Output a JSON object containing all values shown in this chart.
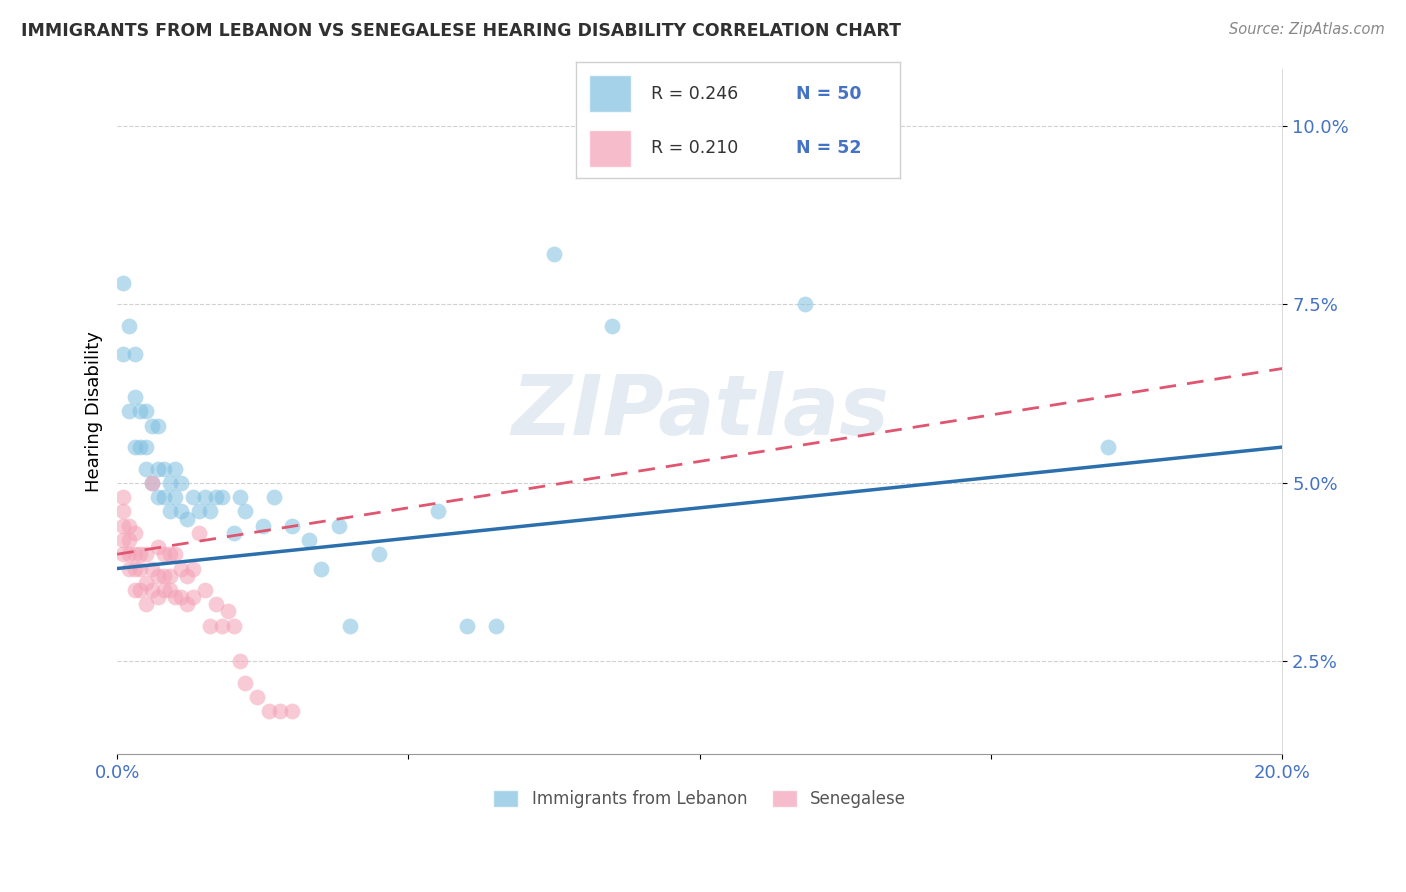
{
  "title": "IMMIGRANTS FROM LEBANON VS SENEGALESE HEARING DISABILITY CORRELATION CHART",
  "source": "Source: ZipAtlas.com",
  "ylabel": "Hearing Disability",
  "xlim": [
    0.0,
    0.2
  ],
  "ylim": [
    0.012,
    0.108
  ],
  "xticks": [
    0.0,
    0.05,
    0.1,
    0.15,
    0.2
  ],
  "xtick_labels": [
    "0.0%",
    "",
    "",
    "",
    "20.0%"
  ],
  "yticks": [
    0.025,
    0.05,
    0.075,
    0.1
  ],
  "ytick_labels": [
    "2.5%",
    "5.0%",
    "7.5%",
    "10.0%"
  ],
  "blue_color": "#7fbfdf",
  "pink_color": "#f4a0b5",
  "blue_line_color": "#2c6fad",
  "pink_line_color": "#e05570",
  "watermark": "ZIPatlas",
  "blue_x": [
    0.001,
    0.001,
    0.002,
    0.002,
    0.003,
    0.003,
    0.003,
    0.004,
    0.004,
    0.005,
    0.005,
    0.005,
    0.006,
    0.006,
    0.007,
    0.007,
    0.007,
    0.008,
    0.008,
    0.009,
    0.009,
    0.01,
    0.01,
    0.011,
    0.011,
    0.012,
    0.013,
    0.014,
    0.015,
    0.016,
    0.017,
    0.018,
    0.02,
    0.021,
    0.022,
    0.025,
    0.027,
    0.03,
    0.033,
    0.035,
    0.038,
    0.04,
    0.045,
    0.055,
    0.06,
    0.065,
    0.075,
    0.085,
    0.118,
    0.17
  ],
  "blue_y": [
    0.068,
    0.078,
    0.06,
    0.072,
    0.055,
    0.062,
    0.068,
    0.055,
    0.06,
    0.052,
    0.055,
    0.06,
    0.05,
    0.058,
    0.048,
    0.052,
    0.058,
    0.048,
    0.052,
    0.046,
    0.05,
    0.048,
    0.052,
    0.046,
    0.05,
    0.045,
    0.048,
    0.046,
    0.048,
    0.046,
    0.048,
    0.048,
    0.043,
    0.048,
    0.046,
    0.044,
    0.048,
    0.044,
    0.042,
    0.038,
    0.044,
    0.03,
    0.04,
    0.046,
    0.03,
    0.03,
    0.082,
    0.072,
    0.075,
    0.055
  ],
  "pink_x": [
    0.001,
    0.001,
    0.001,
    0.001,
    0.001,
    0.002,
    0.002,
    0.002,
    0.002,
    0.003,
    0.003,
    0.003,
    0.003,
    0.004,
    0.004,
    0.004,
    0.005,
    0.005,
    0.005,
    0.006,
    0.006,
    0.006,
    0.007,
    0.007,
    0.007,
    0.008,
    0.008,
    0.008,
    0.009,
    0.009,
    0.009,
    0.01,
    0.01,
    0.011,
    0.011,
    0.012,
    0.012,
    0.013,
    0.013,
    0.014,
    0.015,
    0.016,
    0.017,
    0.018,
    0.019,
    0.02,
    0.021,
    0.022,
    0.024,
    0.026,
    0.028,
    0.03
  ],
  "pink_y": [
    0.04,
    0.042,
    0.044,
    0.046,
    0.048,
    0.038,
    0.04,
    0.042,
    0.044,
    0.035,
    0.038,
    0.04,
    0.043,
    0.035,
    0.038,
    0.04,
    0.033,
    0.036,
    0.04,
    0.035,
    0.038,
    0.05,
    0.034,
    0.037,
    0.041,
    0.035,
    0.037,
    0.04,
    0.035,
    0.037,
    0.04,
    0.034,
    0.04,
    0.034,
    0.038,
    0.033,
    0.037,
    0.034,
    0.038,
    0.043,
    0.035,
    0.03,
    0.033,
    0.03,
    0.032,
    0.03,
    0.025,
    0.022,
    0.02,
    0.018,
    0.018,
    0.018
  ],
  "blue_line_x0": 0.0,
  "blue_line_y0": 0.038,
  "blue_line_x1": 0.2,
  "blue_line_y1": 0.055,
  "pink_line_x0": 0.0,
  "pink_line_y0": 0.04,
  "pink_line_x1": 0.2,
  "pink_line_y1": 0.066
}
----
Transcribe each entry precisely as given, leaving the pictures out.

Output a JSON object containing all values shown in this chart.
{
  "title": "IMMIGRANTS FROM LEBANON VS SENEGALESE HEARING DISABILITY CORRELATION CHART",
  "source": "Source: ZipAtlas.com",
  "ylabel": "Hearing Disability",
  "xlim": [
    0.0,
    0.2
  ],
  "ylim": [
    0.012,
    0.108
  ],
  "xticks": [
    0.0,
    0.05,
    0.1,
    0.15,
    0.2
  ],
  "xtick_labels": [
    "0.0%",
    "",
    "",
    "",
    "20.0%"
  ],
  "yticks": [
    0.025,
    0.05,
    0.075,
    0.1
  ],
  "ytick_labels": [
    "2.5%",
    "5.0%",
    "7.5%",
    "10.0%"
  ],
  "blue_color": "#7fbfdf",
  "pink_color": "#f4a0b5",
  "blue_line_color": "#2c6fad",
  "pink_line_color": "#e05570",
  "watermark": "ZIPatlas",
  "blue_x": [
    0.001,
    0.001,
    0.002,
    0.002,
    0.003,
    0.003,
    0.003,
    0.004,
    0.004,
    0.005,
    0.005,
    0.005,
    0.006,
    0.006,
    0.007,
    0.007,
    0.007,
    0.008,
    0.008,
    0.009,
    0.009,
    0.01,
    0.01,
    0.011,
    0.011,
    0.012,
    0.013,
    0.014,
    0.015,
    0.016,
    0.017,
    0.018,
    0.02,
    0.021,
    0.022,
    0.025,
    0.027,
    0.03,
    0.033,
    0.035,
    0.038,
    0.04,
    0.045,
    0.055,
    0.06,
    0.065,
    0.075,
    0.085,
    0.118,
    0.17
  ],
  "blue_y": [
    0.068,
    0.078,
    0.06,
    0.072,
    0.055,
    0.062,
    0.068,
    0.055,
    0.06,
    0.052,
    0.055,
    0.06,
    0.05,
    0.058,
    0.048,
    0.052,
    0.058,
    0.048,
    0.052,
    0.046,
    0.05,
    0.048,
    0.052,
    0.046,
    0.05,
    0.045,
    0.048,
    0.046,
    0.048,
    0.046,
    0.048,
    0.048,
    0.043,
    0.048,
    0.046,
    0.044,
    0.048,
    0.044,
    0.042,
    0.038,
    0.044,
    0.03,
    0.04,
    0.046,
    0.03,
    0.03,
    0.082,
    0.072,
    0.075,
    0.055
  ],
  "pink_x": [
    0.001,
    0.001,
    0.001,
    0.001,
    0.001,
    0.002,
    0.002,
    0.002,
    0.002,
    0.003,
    0.003,
    0.003,
    0.003,
    0.004,
    0.004,
    0.004,
    0.005,
    0.005,
    0.005,
    0.006,
    0.006,
    0.006,
    0.007,
    0.007,
    0.007,
    0.008,
    0.008,
    0.008,
    0.009,
    0.009,
    0.009,
    0.01,
    0.01,
    0.011,
    0.011,
    0.012,
    0.012,
    0.013,
    0.013,
    0.014,
    0.015,
    0.016,
    0.017,
    0.018,
    0.019,
    0.02,
    0.021,
    0.022,
    0.024,
    0.026,
    0.028,
    0.03
  ],
  "pink_y": [
    0.04,
    0.042,
    0.044,
    0.046,
    0.048,
    0.038,
    0.04,
    0.042,
    0.044,
    0.035,
    0.038,
    0.04,
    0.043,
    0.035,
    0.038,
    0.04,
    0.033,
    0.036,
    0.04,
    0.035,
    0.038,
    0.05,
    0.034,
    0.037,
    0.041,
    0.035,
    0.037,
    0.04,
    0.035,
    0.037,
    0.04,
    0.034,
    0.04,
    0.034,
    0.038,
    0.033,
    0.037,
    0.034,
    0.038,
    0.043,
    0.035,
    0.03,
    0.033,
    0.03,
    0.032,
    0.03,
    0.025,
    0.022,
    0.02,
    0.018,
    0.018,
    0.018
  ],
  "blue_line_x0": 0.0,
  "blue_line_y0": 0.038,
  "blue_line_x1": 0.2,
  "blue_line_y1": 0.055,
  "pink_line_x0": 0.0,
  "pink_line_y0": 0.04,
  "pink_line_x1": 0.2,
  "pink_line_y1": 0.066
}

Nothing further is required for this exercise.